Task to carry out >>
Present every line of the entries below as a Markdown table with the columns "Row" and "Line," numbering the rows and skipping blank lines. Leave the pictures out of the table.

(Spatial layout data)
★ ★ ★
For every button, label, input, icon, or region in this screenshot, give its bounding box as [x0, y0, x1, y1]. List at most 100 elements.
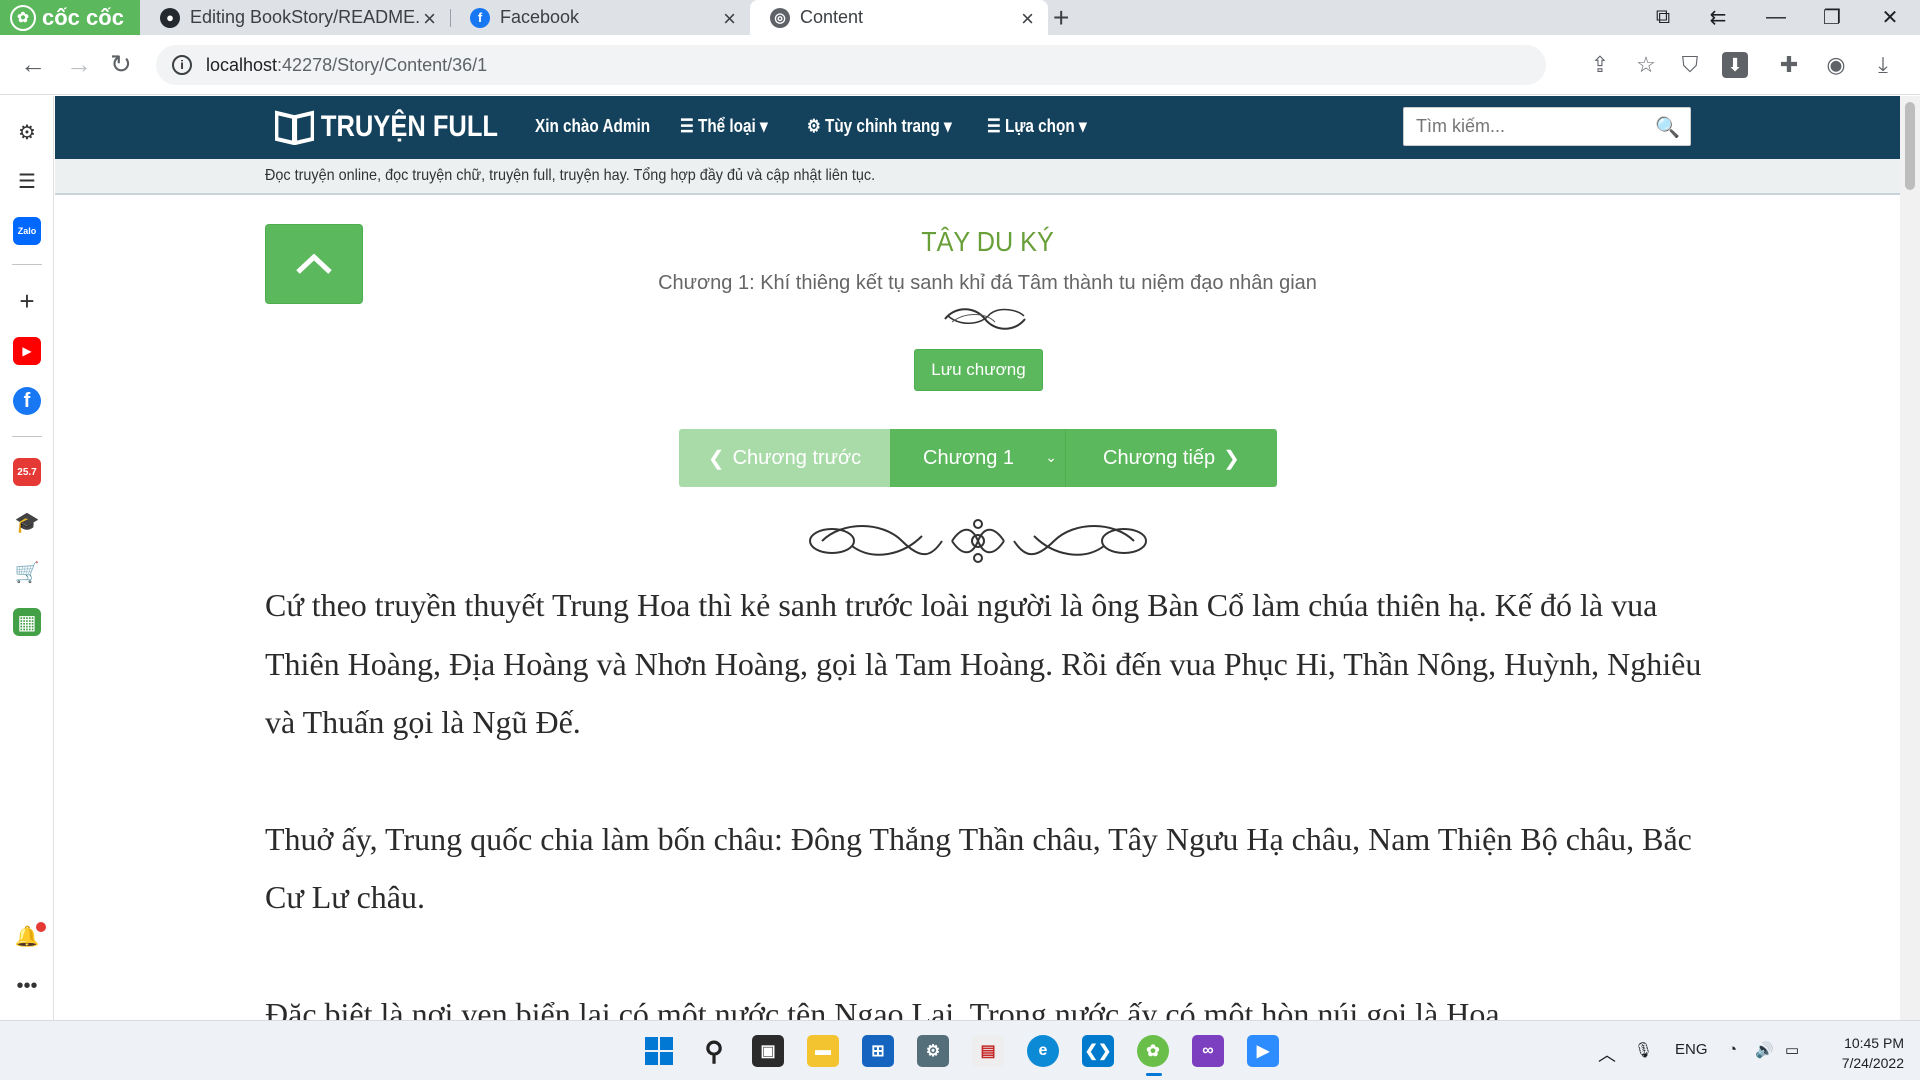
next-chapter-button[interactable]: Chương tiếp ❯ — [1066, 429, 1277, 487]
forward-icon[interactable]: → — [66, 49, 92, 80]
facebook-icon[interactable]: f — [13, 387, 41, 415]
edge-icon[interactable]: e — [1027, 1035, 1059, 1067]
tab-content[interactable]: ◎ Content × — [750, 0, 1048, 35]
youtube-icon[interactable]: ▶ — [13, 337, 41, 365]
tab-search-icon[interactable]: ⧉ — [1635, 0, 1691, 35]
back-to-tabs-icon[interactable]: ⇇ — [1690, 0, 1746, 35]
search-input[interactable] — [1404, 108, 1644, 145]
scroll-top-button[interactable] — [265, 224, 363, 304]
minimize-icon[interactable]: — — [1748, 0, 1804, 35]
visual-studio-icon[interactable]: ∞ — [1192, 1035, 1224, 1067]
extensions-icon[interactable]: ✚ — [1776, 52, 1802, 78]
download-video-icon[interactable]: ⬇ — [1722, 52, 1748, 78]
story-title[interactable]: TÂY DU KÝ — [535, 226, 1440, 258]
tab-title: Facebook — [500, 7, 580, 27]
gear-icon: ⚙ — [807, 116, 821, 136]
caret-down-icon: ▾ — [943, 116, 952, 136]
battery-icon[interactable]: ▭ — [1785, 1041, 1799, 1059]
store-icon[interactable]: ⊞ — [862, 1035, 894, 1067]
ornament-divider-icon — [809, 519, 1147, 563]
prev-chapter-button[interactable]: ❮ Chương trước — [679, 429, 890, 487]
menu-options[interactable]: ☰ Lựa chọn ▾ — [987, 116, 1087, 137]
app-icon[interactable]: ▤ — [972, 1035, 1004, 1067]
microphone-icon[interactable]: 🎙 — [1634, 1041, 1653, 1059]
new-tab-icon[interactable]: + — [1053, 2, 1069, 34]
chapter-title: Chương 1: Khí thiêng kết tụ sanh khỉ đá … — [658, 272, 1317, 294]
site-logo[interactable]: TRUYỆN FULL — [275, 106, 498, 148]
caret-down-icon: ▾ — [1078, 116, 1087, 136]
next-chapter-label: Chương tiếp — [1103, 446, 1216, 469]
add-app-icon[interactable]: + — [13, 286, 41, 316]
chapter-select-value: Chương 1 — [923, 446, 1014, 469]
site-navbar: TRUYỆN FULL Xin chào Admin ☰ Thể loại ▾ … — [55, 96, 1900, 159]
windows-start-icon[interactable] — [643, 1035, 675, 1067]
tab-github[interactable]: ● Editing BookStory/README.m × — [140, 0, 450, 35]
sheets-icon[interactable]: ▦ — [13, 608, 41, 636]
education-icon[interactable]: 🎓 — [13, 508, 41, 536]
menu-genres-label: Thể loại — [697, 116, 756, 136]
bookmark-star-icon[interactable]: ☆ — [1633, 52, 1659, 78]
coccoc-icon[interactable]: ✿ — [1137, 1035, 1169, 1067]
browser-brand[interactable]: ✿ cốc cốc — [0, 0, 140, 35]
chapter-select[interactable]: Chương 1 ⌄ — [890, 429, 1066, 487]
wifi-icon[interactable]: ◔ — [1728, 1041, 1737, 1058]
page-viewport: TRUYỆN FULL Xin chào Admin ☰ Thể loại ▾ … — [55, 96, 1900, 1020]
clock-date: 7/24/2022 — [1841, 1055, 1904, 1071]
tab-title: Editing BookStory/README.m — [190, 7, 420, 27]
restore-icon[interactable]: ❐ — [1804, 0, 1860, 35]
menu-genres[interactable]: ☰ Thể loại ▾ — [680, 116, 768, 137]
menu-page-settings[interactable]: ⚙ Tùy chỉnh trang ▾ — [807, 116, 952, 137]
task-view-icon[interactable]: ▣ — [752, 1035, 784, 1067]
close-tab-icon[interactable]: × — [1021, 6, 1034, 32]
reload-icon[interactable]: ↻ — [110, 49, 132, 80]
address-bar[interactable]: i localhost:42278/Story/Content/36/1 — [156, 45, 1546, 85]
back-icon[interactable]: ← — [20, 49, 46, 80]
settings-gear-icon[interactable]: ⚙ — [13, 118, 41, 146]
tagline-text: Đọc truyện online, đọc truyện chữ, truyệ… — [265, 167, 876, 184]
downloads-icon[interactable]: ⤓ — [1870, 52, 1896, 78]
shopping-sale-icon[interactable]: 25.7 — [13, 458, 41, 486]
zalo-icon[interactable]: Zalo — [13, 217, 41, 245]
content-paragraph: Đặc biệt là nơi ven biển lại có một nước… — [265, 995, 1500, 1021]
globe-icon: ◎ — [770, 7, 790, 28]
system-clock[interactable]: 10:45 PM 7/24/2022 — [1820, 1033, 1904, 1073]
chapter-navigation: ❮ Chương trước Chương 1 ⌄ Chương tiếp ❯ — [679, 429, 1277, 487]
content-paragraph: Cứ theo truyền thuyết Trung Hoa thì kẻ s… — [265, 587, 1702, 740]
vscode-icon[interactable]: ❮❯ — [1082, 1035, 1114, 1067]
book-logo-icon — [275, 110, 315, 145]
share-icon[interactable]: ⇪ — [1587, 52, 1613, 78]
greeting-link[interactable]: Xin chào Admin — [535, 116, 650, 137]
browser-brand-label: cốc cốc — [42, 4, 124, 30]
close-tab-icon[interactable]: × — [723, 6, 736, 32]
page-scrollbar[interactable] — [1900, 96, 1920, 1020]
tab-strip: ✿ cốc cốc ● Editing BookStory/README.m ×… — [0, 0, 1920, 35]
close-tab-icon[interactable]: × — [423, 6, 436, 32]
search-icon[interactable]: ⚲ — [698, 1035, 730, 1067]
reading-list-icon[interactable]: ☰ — [13, 167, 41, 195]
tray-overflow-icon[interactable]: ︿ — [1598, 1041, 1616, 1067]
chevron-down-icon: ⌄ — [1045, 449, 1057, 465]
close-window-icon[interactable]: ✕ — [1862, 0, 1918, 35]
volume-icon[interactable]: 🔊 — [1755, 1041, 1774, 1059]
settings-icon[interactable]: ⚙ — [917, 1035, 949, 1067]
os-taskbar: ⚲ ▣ ▬ ⊞ ⚙ ▤ e ❮❯ ✿ ∞ ▶ ︿ 🎙 ENG ◔ 🔊 ▭ 10:… — [0, 1020, 1920, 1080]
browser-toolbar: ← → ↻ i localhost:42278/Story/Content/36… — [0, 35, 1920, 95]
site-info-icon[interactable]: i — [172, 55, 192, 75]
browser-sidebar: ⚙ ☰ Zalo + ▶ f 25.7 🎓 🛒 ▦ 🔔 ••• — [0, 96, 54, 1020]
caret-down-icon: ▾ — [760, 116, 768, 136]
site-logo-text: TRUYỆN FULL — [320, 110, 498, 143]
list-icon: ☰ — [987, 116, 1001, 136]
cart-icon[interactable]: 🛒 — [13, 558, 41, 586]
tab-facebook[interactable]: f Facebook × — [450, 0, 750, 35]
menu-options-label: Lựa chọn — [1004, 116, 1075, 136]
tagline-bar: Đọc truyện online, đọc truyện chữ, truyệ… — [55, 159, 1900, 195]
adblock-shield-icon[interactable]: ⛉ — [1677, 52, 1703, 78]
scrollbar-thumb[interactable] — [1905, 102, 1915, 190]
search-icon[interactable]: 🔍 — [1655, 115, 1680, 140]
zoom-icon[interactable]: ▶ — [1247, 1035, 1279, 1067]
more-icon[interactable]: ••• — [13, 972, 41, 1000]
file-explorer-icon[interactable]: ▬ — [807, 1035, 839, 1067]
save-chapter-button[interactable]: Lưu chương — [914, 349, 1043, 391]
profile-icon[interactable]: ◉ — [1823, 52, 1849, 78]
language-indicator[interactable]: ENG — [1675, 1041, 1708, 1058]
★ ★ ★
Solution to this exercise >>
| Row | Line |
|---|---|
| 1 | For every button, label, input, icon, or region in this screenshot, give its bounding box as [x0, y0, x1, y1]. List at most 100 elements. |
| 2 | next-chapter-button[interactable]: Chương tiếp ❯ — [1066, 429, 1277, 487] |
| 3 | forward-icon[interactable]: → — [66, 49, 92, 80] |
| 4 | facebook-icon[interactable]: f — [13, 387, 41, 415] |
| 5 | edge-icon[interactable]: e — [1027, 1035, 1059, 1067] |
| 6 | tab-content[interactable]: ◎ Content × — [750, 0, 1048, 35] |
| 7 | youtube-icon[interactable]: ▶ — [13, 337, 41, 365] |
| 8 | tab-search-icon[interactable]: ⧉ — [1635, 0, 1691, 35] |
| 9 | back-to-tabs-icon[interactable]: ⇇ — [1690, 0, 1746, 35] |
| 10 | search-input[interactable] — [1404, 108, 1644, 145] |
| 11 | scroll-top-button[interactable] — [265, 224, 363, 304] |
| 12 | minimize-icon[interactable]: — — [1748, 0, 1804, 35] |
| 13 | visual-studio-icon[interactable]: ∞ — [1192, 1035, 1224, 1067] |
| 14 | extensions-icon[interactable]: ✚ — [1776, 52, 1802, 78] |
| 15 | download-video-icon[interactable]: ⬇ — [1722, 52, 1748, 78] |
| 16 | story-title[interactable]: TÂY DU KÝ — [535, 226, 1440, 258] |
| 17 | tab-title: Facebook — [500, 7, 580, 27] |
| 18 | gear-icon: ⚙ — [807, 116, 821, 136] |
| 19 | caret-down-icon: ▾ — [943, 116, 952, 136] |
| 20 | battery-icon[interactable]: ▭ — [1785, 1041, 1799, 1059] |
| 21 | store-icon[interactable]: ⊞ — [862, 1035, 894, 1067] |
| 22 | ornament-divider-icon — [809, 519, 1147, 563] |
| 23 | prev-chapter-button[interactable]: ❮ Chương trước — [679, 429, 890, 487] |
| 24 | menu-options[interactable]: ☰ Lựa chọn ▾ — [987, 116, 1087, 137] |
| 25 | app-icon[interactable]: ▤ — [972, 1035, 1004, 1067] |
| 26 | microphone-icon[interactable]: 🎙 — [1634, 1041, 1653, 1059] |
| 27 | new-tab-icon[interactable]: + — [1053, 2, 1069, 34] |
| 28 | chapter-title: Chương 1: Khí thiêng kết tụ sanh khỉ đá … — [658, 272, 1317, 294] |
| 29 | site-logo[interactable]: TRUYỆN FULL — [275, 106, 498, 148] |
| 30 | caret-down-icon: ▾ — [1078, 116, 1087, 136] |
| 31 | next-chapter-label: Chương tiếp — [1103, 446, 1216, 469] |
| 32 | add-app-icon[interactable]: + — [13, 286, 41, 316] |
| 33 | chapter-select-value: Chương 1 — [923, 446, 1014, 469] |
| 34 | site-navbar: TRUYỆN FULL Xin chào Admin ☰ Thể loại ▾ … — [55, 96, 1900, 159] |
| 35 | windows-start-icon[interactable] — [643, 1035, 675, 1067] |
| 36 | tab-github[interactable]: ● Editing BookStory/README.m × — [140, 0, 450, 35] |
| 37 | sheets-icon[interactable]: ▦ — [13, 608, 41, 636] |
| 38 | education-icon[interactable]: 🎓 — [13, 508, 41, 536] |
| 39 | menu-genres-label: Thể loại — [697, 116, 756, 136] |
| 40 | bookmark-star-icon[interactable]: ☆ — [1633, 52, 1659, 78] |
| 41 | coccoc-icon[interactable]: ✿ — [1137, 1035, 1169, 1067] |
| 42 | browser-brand[interactable]: ✿ cốc cốc — [0, 0, 140, 35] |
| 43 | chapter-select[interactable]: Chương 1 ⌄ — [890, 429, 1066, 487] |
| 44 | wifi-icon[interactable]: ◔ — [1728, 1041, 1737, 1058] |
| 45 | page-viewport: TRUYỆN FULL Xin chào Admin ☰ Thể loại ▾ … — [55, 96, 1900, 1020] |
| 46 | clock-date: 7/24/2022 — [1841, 1055, 1904, 1071] |
| 47 | tab-title: Editing BookStory/README.m — [190, 7, 420, 27] |
| 48 | restore-icon[interactable]: ❐ — [1804, 0, 1860, 35] |
| 49 | menu-genres[interactable]: ☰ Thể loại ▾ — [680, 116, 768, 137] |
| 50 | menu-page-settings[interactable]: ⚙ Tùy chỉnh trang ▾ — [807, 116, 952, 137] |
| 51 | task-view-icon[interactable]: ▣ — [752, 1035, 784, 1067] |
| 52 | close-tab-icon[interactable]: × — [1021, 6, 1034, 32] |
| 53 | reload-icon[interactable]: ↻ — [110, 49, 132, 80] |
| 54 | address-bar[interactable]: i localhost:42278/Story/Content/36/1 — [156, 45, 1546, 85] |
| 55 | back-icon[interactable]: ← — [20, 49, 46, 80] |
| 56 | settings-gear-icon[interactable]: ⚙ — [13, 118, 41, 146] |
| 57 | tagline-text: Đọc truyện online, đọc truyện chữ, truyệ… — [265, 167, 876, 184] |
| 58 | downloads-icon[interactable]: ⤓ — [1870, 52, 1896, 78] |
| 59 | shopping-sale-icon[interactable]: 25.7 — [13, 458, 41, 486] |
| 60 | zalo-icon[interactable]: Zalo — [13, 217, 41, 245] |
| 61 | content-paragraph: Đặc biệt là nơi ven biển lại có một nước… — [265, 995, 1500, 1021] |
| 62 | globe-icon: ◎ — [770, 7, 790, 28] |
| 63 | system-clock[interactable]: 10:45 PM 7/24/2022 — [1820, 1033, 1904, 1073] |
| 64 | chapter-navigation: ❮ Chương trước Chương 1 ⌄ Chương tiếp ❯ — [679, 429, 1277, 487] |
| 65 | content-paragraph: Cứ theo truyền thuyết Trung Hoa thì kẻ s… — [265, 587, 1702, 740] |
| 66 | vscode-icon[interactable]: ❮❯ — [1082, 1035, 1114, 1067] |
| 67 | book-logo-icon — [275, 110, 315, 145] |
| 68 | share-icon[interactable]: ⇪ — [1587, 52, 1613, 78] |
| 69 | greeting-link[interactable]: Xin chào Admin — [535, 116, 650, 137] |
| 70 | browser-brand-label: cốc cốc — [42, 4, 124, 30] |
| 71 | close-tab-icon[interactable]: × — [723, 6, 736, 32] |
| 72 | page-scrollbar[interactable] — [1900, 96, 1920, 1020] |
| 73 | tab-strip: ✿ cốc cốc ● Editing BookStory/README.m ×… — [0, 0, 1920, 35] |
| 74 | close-tab-icon[interactable]: × — [423, 6, 436, 32] |
| 75 | search-icon[interactable]: ⚲ — [698, 1035, 730, 1067] |
| 76 | reading-list-icon[interactable]: ☰ — [13, 167, 41, 195] |
| 77 | tray-overflow-icon[interactable]: ︿ — [1598, 1041, 1616, 1067] |
| 78 | chevron-down-icon: ⌄ — [1045, 449, 1057, 465] |
| 79 | close-window-icon[interactable]: ✕ — [1862, 0, 1918, 35] |
| 80 | volume-icon[interactable]: 🔊 — [1755, 1041, 1774, 1059] |
| 81 | settings-icon[interactable]: ⚙ — [917, 1035, 949, 1067] |
| 82 | os-taskbar: ⚲ ▣ ▬ ⊞ ⚙ ▤ e ❮❯ ✿ ∞ ▶ ︿ 🎙 ENG ◔ 🔊 ▭ 10:… — [0, 1020, 1920, 1080] |
| 83 | browser-toolbar: ← → ↻ i localhost:42278/Story/Content/36… — [0, 35, 1920, 95] |
| 84 | site-info-icon[interactable]: i — [172, 55, 192, 75] |
| 85 | browser-sidebar: ⚙ ☰ Zalo + ▶ f 25.7 🎓 🛒 ▦ 🔔 ••• — [0, 96, 54, 1020] |
| 86 | caret-down-icon: ▾ — [760, 116, 768, 136] |
| 87 | site-logo-text: TRUYỆN FULL — [320, 110, 498, 143] |
| 88 | list-icon: ☰ — [987, 116, 1001, 136] |
| 89 | cart-icon[interactable]: 🛒 — [13, 558, 41, 586] |
| 90 | tab-facebook[interactable]: f Facebook × — [450, 0, 750, 35] |
| 91 | menu-options-label: Lựa chọn — [1004, 116, 1075, 136] |
| 92 | tagline-bar: Đọc truyện online, đọc truyện chữ, truyệ… — [55, 159, 1900, 195] |
| 93 | adblock-shield-icon[interactable]: ⛉ — [1677, 52, 1703, 78] |
| 94 | scrollbar-thumb[interactable] — [1905, 102, 1915, 190] |
| 95 | search-icon[interactable]: 🔍 — [1655, 115, 1680, 140] |
| 96 | zoom-icon[interactable]: ▶ — [1247, 1035, 1279, 1067] |
| 97 | more-icon[interactable]: ••• — [13, 972, 41, 1000] |
| 98 | file-explorer-icon[interactable]: ▬ — [807, 1035, 839, 1067] |
| 99 | save-chapter-button[interactable]: Lưu chương — [914, 349, 1043, 391] |
| 100 | profile-icon[interactable]: ◉ — [1823, 52, 1849, 78] |
| 101 | language-indicator[interactable]: ENG — [1675, 1041, 1708, 1058] |